Data listing:
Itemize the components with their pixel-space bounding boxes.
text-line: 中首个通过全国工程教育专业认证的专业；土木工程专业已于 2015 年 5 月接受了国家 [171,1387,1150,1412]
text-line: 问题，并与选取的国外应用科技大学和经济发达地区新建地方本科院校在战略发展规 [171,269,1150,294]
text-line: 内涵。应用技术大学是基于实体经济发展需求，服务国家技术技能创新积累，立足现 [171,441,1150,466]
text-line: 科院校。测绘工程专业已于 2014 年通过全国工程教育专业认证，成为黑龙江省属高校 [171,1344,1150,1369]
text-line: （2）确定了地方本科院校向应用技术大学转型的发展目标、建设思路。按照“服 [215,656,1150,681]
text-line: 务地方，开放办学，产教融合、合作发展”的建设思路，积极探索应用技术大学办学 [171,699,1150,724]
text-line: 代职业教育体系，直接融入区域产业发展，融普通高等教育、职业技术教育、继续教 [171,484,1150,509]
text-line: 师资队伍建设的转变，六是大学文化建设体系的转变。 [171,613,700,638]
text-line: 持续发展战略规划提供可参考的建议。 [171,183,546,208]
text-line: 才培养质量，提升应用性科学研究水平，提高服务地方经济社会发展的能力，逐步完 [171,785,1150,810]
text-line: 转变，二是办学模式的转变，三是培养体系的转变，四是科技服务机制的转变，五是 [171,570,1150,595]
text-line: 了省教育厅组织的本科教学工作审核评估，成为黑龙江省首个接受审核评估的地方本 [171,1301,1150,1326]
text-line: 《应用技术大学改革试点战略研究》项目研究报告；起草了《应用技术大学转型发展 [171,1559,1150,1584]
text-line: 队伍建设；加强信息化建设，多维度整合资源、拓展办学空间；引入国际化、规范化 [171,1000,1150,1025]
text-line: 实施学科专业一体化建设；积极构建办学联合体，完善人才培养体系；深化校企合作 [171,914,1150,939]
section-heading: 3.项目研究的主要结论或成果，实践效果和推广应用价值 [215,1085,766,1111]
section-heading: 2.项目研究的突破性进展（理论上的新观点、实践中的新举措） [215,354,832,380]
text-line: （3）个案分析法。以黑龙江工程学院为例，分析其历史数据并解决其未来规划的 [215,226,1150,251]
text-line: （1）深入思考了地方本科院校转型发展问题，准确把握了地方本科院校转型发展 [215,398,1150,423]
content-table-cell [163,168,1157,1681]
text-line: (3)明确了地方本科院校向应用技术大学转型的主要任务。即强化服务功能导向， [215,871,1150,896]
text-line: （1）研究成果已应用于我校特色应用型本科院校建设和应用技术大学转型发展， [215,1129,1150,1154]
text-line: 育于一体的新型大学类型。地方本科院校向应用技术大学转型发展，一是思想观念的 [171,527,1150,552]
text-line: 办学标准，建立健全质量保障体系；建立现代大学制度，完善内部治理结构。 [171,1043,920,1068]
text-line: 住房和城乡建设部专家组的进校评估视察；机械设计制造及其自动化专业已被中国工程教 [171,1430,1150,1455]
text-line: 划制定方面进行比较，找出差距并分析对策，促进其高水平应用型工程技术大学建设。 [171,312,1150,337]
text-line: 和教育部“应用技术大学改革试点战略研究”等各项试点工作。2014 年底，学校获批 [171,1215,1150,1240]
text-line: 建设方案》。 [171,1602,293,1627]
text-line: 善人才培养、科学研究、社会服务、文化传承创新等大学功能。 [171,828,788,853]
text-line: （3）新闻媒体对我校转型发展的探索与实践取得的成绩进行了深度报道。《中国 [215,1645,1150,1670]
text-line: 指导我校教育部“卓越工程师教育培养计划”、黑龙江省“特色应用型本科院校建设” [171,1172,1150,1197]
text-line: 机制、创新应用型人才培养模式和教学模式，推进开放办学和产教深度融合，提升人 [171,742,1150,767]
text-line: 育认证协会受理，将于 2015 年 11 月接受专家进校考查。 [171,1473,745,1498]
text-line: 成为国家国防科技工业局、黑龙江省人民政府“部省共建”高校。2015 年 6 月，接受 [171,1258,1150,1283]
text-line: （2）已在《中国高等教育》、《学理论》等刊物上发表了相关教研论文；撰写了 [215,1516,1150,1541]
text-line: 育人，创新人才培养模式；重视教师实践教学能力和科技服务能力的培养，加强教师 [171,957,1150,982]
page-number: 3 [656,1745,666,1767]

● Task brief
Reproduce every line of the listing above without any changes.

● Task solution
Itemize the components with their pixel-space bounding boxes.
text-line: 中首个通过全国工程教育专业认证的专业；土木工程专业已于 2015 年 5 月接受了国家 [171,1387,1150,1412]
text-line: 问题，并与选取的国外应用科技大学和经济发达地区新建地方本科院校在战略发展规 [171,269,1150,294]
text-line: 内涵。应用技术大学是基于实体经济发展需求，服务国家技术技能创新积累，立足现 [171,441,1150,466]
text-line: 科院校。测绘工程专业已于 2014 年通过全国工程教育专业认证，成为黑龙江省属高校 [171,1344,1150,1369]
text-line: （2）确定了地方本科院校向应用技术大学转型的发展目标、建设思路。按照“服 [215,656,1150,681]
text-line: 务地方，开放办学，产教融合、合作发展”的建设思路，积极探索应用技术大学办学 [171,699,1150,724]
text-line: 代职业教育体系，直接融入区域产业发展，融普通高等教育、职业技术教育、继续教 [171,484,1150,509]
text-line: 师资队伍建设的转变，六是大学文化建设体系的转变。 [171,613,700,638]
text-line: 持续发展战略规划提供可参考的建议。 [171,183,546,208]
text-line: 才培养质量，提升应用性科学研究水平，提高服务地方经济社会发展的能力，逐步完 [171,785,1150,810]
text-line: 转变，二是办学模式的转变，三是培养体系的转变，四是科技服务机制的转变，五是 [171,570,1150,595]
text-line: 了省教育厅组织的本科教学工作审核评估，成为黑龙江省首个接受审核评估的地方本 [171,1301,1150,1326]
text-line: 《应用技术大学改革试点战略研究》项目研究报告；起草了《应用技术大学转型发展 [171,1559,1150,1584]
text-line: 队伍建设；加强信息化建设，多维度整合资源、拓展办学空间；引入国际化、规范化 [171,1000,1150,1025]
text-line: 实施学科专业一体化建设；积极构建办学联合体，完善人才培养体系；深化校企合作 [171,914,1150,939]
section-heading: 3.项目研究的主要结论或成果，实践效果和推广应用价值 [215,1085,766,1111]
section-heading: 2.项目研究的突破性进展（理论上的新观点、实践中的新举措） [215,354,832,380]
text-line: （3）个案分析法。以黑龙江工程学院为例，分析其历史数据并解决其未来规划的 [215,226,1150,251]
text-line: （1）深入思考了地方本科院校转型发展问题，准确把握了地方本科院校转型发展 [215,398,1150,423]
content-table-cell [163,168,1157,1681]
text-line: (3)明确了地方本科院校向应用技术大学转型的主要任务。即强化服务功能导向， [215,871,1150,896]
text-line: （1）研究成果已应用于我校特色应用型本科院校建设和应用技术大学转型发展， [215,1129,1150,1154]
text-line: 育于一体的新型大学类型。地方本科院校向应用技术大学转型发展，一是思想观念的 [171,527,1150,552]
text-line: 办学标准，建立健全质量保障体系；建立现代大学制度，完善内部治理结构。 [171,1043,920,1068]
text-line: 住房和城乡建设部专家组的进校评估视察；机械设计制造及其自动化专业已被中国工程教 [171,1430,1150,1455]
text-line: 划制定方面进行比较，找出差距并分析对策，促进其高水平应用型工程技术大学建设。 [171,312,1150,337]
text-line: 和教育部“应用技术大学改革试点战略研究”等各项试点工作。2014 年底，学校获批 [171,1215,1150,1240]
text-line: 建设方案》。 [171,1602,293,1627]
text-line: 善人才培养、科学研究、社会服务、文化传承创新等大学功能。 [171,828,788,853]
text-line: （3）新闻媒体对我校转型发展的探索与实践取得的成绩进行了深度报道。《中国 [215,1645,1150,1670]
text-line: 指导我校教育部“卓越工程师教育培养计划”、黑龙江省“特色应用型本科院校建设” [171,1172,1150,1197]
text-line: 机制、创新应用型人才培养模式和教学模式，推进开放办学和产教深度融合，提升人 [171,742,1150,767]
text-line: 育认证协会受理，将于 2015 年 11 月接受专家进校考查。 [171,1473,745,1498]
text-line: 成为国家国防科技工业局、黑龙江省人民政府“部省共建”高校。2015 年 6 月，接受 [171,1258,1150,1283]
text-line: （2）已在《中国高等教育》、《学理论》等刊物上发表了相关教研论文；撰写了 [215,1516,1150,1541]
text-line: 育人，创新人才培养模式；重视教师实践教学能力和科技服务能力的培养，加强教师 [171,957,1150,982]
page-number: 3 [656,1745,666,1767]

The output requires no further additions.